[Records]
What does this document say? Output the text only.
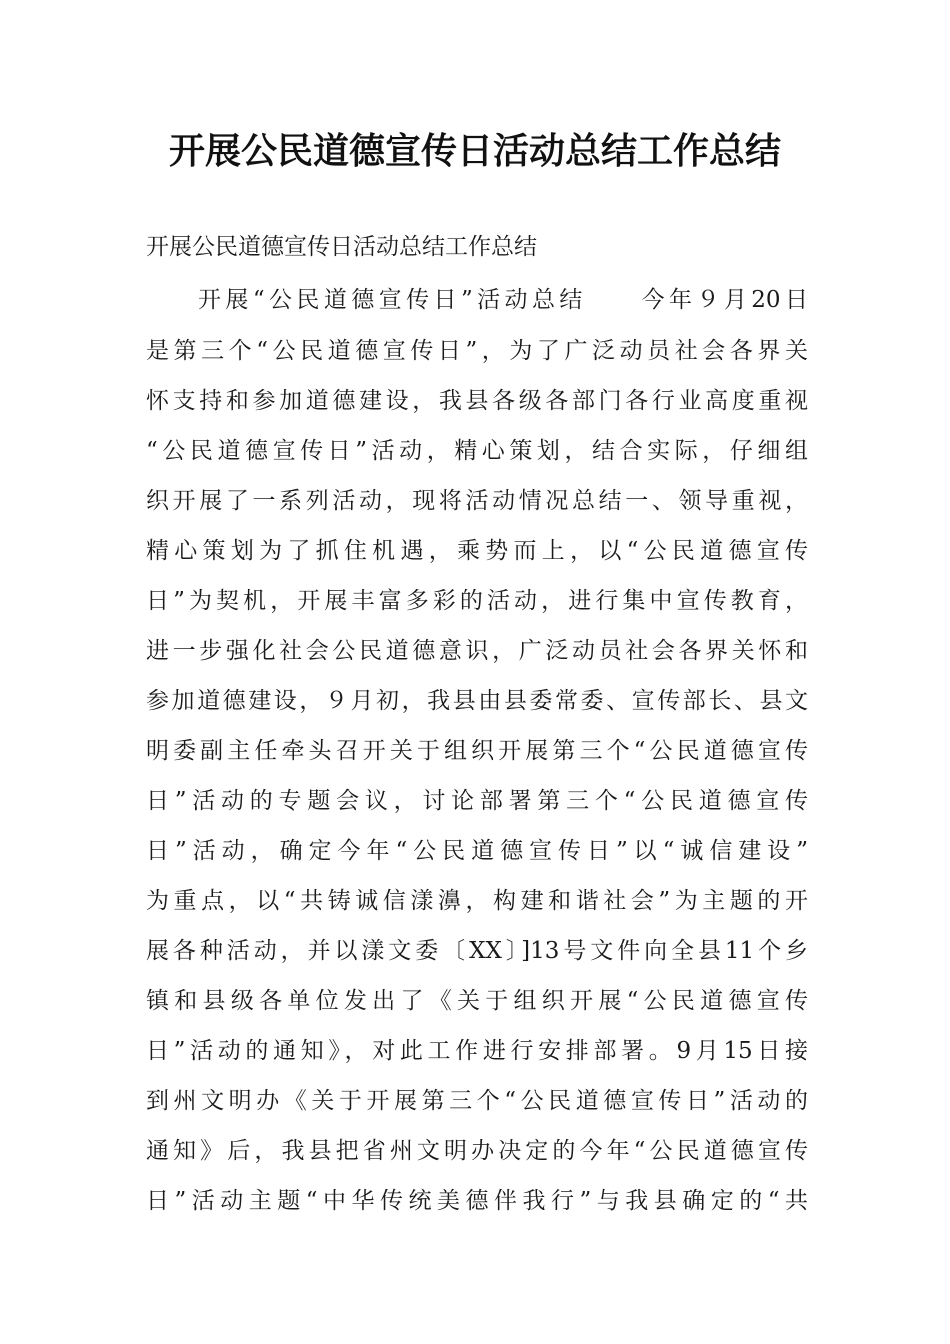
开展公民道德宣传日活动总结工作总结
开展公民道德宣传日活动总结工作总结
开展“公民道德宣传日”活动总结　　今年９月20日
是第三个“公民道德宣传日”，为了广泛动员社会各界关
怀支持和参加道德建设，我县各级各部门各行业高度重视
“公民道德宣传日”活动，精心策划，结合实际，仔细组
织开展了一系列活动，现将活动情况总结一、领导重视，
精心策划为了抓住机遇，乘势而上，以“公民道德宣传
日”为契机，开展丰富多彩的活动，进行集中宣传教育，
进一步强化社会公民道德意识，广泛动员社会各界关怀和
参加道德建设，９月初，我县由县委常委、宣传部长、县文
明委副主任牵头召开关于组织开展第三个“公民道德宣传
日”活动的专题会议，讨论部署第三个“公民道德宣传
日”活动，确定今年“公民道德宣传日”以“诚信建设”
为重点，以“共铸诚信漾濞，构建和谐社会”为主题的开
展各种活动，并以漾文委〔XX〕]13号文件向全县11个乡
镇和县级各单位发出了《关于组织开展“公民道德宣传
日”活动的通知》，对此工作进行安排部署。9月15日接
到州文明办《关于开展第三个“公民道德宣传日”活动的
通知》后，我县把省州文明办决定的今年“公民道德宣传
日”活动主题“中华传统美德伴我行”与我县确定的“共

*JOB:* Write out the whole listing exactly, and drop the pictures.

*OUTPUT BELOW:*
What does this document say? Output the text only.
开展公民道德宣传日活动总结工作总结
开展公民道德宣传日活动总结工作总结
开展“公民道德宣传日”活动总结　　今年９月20日
是第三个“公民道德宣传日”，为了广泛动员社会各界关
怀支持和参加道德建设，我县各级各部门各行业高度重视
“公民道德宣传日”活动，精心策划，结合实际，仔细组
织开展了一系列活动，现将活动情况总结一、领导重视，
精心策划为了抓住机遇，乘势而上，以“公民道德宣传
日”为契机，开展丰富多彩的活动，进行集中宣传教育，
进一步强化社会公民道德意识，广泛动员社会各界关怀和
参加道德建设，９月初，我县由县委常委、宣传部长、县文
明委副主任牵头召开关于组织开展第三个“公民道德宣传
日”活动的专题会议，讨论部署第三个“公民道德宣传
日”活动，确定今年“公民道德宣传日”以“诚信建设”
为重点，以“共铸诚信漾濞，构建和谐社会”为主题的开
展各种活动，并以漾文委〔XX〕]13号文件向全县11个乡
镇和县级各单位发出了《关于组织开展“公民道德宣传
日”活动的通知》，对此工作进行安排部署。9月15日接
到州文明办《关于开展第三个“公民道德宣传日”活动的
通知》后，我县把省州文明办决定的今年“公民道德宣传
日”活动主题“中华传统美德伴我行”与我县确定的“共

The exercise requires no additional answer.